> **What to produce**
Reproduce this listing in full.

:::::

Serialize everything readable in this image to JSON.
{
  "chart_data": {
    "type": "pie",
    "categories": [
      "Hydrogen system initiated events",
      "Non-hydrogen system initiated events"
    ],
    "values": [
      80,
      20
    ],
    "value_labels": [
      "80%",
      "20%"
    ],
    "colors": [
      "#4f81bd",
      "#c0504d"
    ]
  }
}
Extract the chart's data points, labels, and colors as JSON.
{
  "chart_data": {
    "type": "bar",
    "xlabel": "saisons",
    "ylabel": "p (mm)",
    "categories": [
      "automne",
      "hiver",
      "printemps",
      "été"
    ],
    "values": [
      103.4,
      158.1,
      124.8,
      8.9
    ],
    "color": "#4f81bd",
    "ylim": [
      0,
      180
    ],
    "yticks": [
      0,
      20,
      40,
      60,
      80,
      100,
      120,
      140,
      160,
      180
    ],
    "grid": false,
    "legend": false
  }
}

:::::

> **Answer to the task**
Serialize everything readable in this image to JSON.
{
  "chart_data": {
    "type": "pie",
    "categories": [
      "Hydrogen system initiated events",
      "Non-hydrogen system initiated events"
    ],
    "values": [
      80,
      20
    ],
    "value_labels": [
      "80%",
      "20%"
    ],
    "colors": [
      "#4f81bd",
      "#c0504d"
    ]
  }
}
Extract the chart's data points, labels, and colors as JSON.
{
  "chart_data": {
    "type": "bar",
    "xlabel": "saisons",
    "ylabel": "p (mm)",
    "categories": [
      "automne",
      "hiver",
      "printemps",
      "été"
    ],
    "values": [
      103.4,
      158.1,
      124.8,
      8.9
    ],
    "color": "#4f81bd",
    "ylim": [
      0,
      180
    ],
    "yticks": [
      0,
      20,
      40,
      60,
      80,
      100,
      120,
      140,
      160,
      180
    ],
    "grid": false,
    "legend": false
  }
}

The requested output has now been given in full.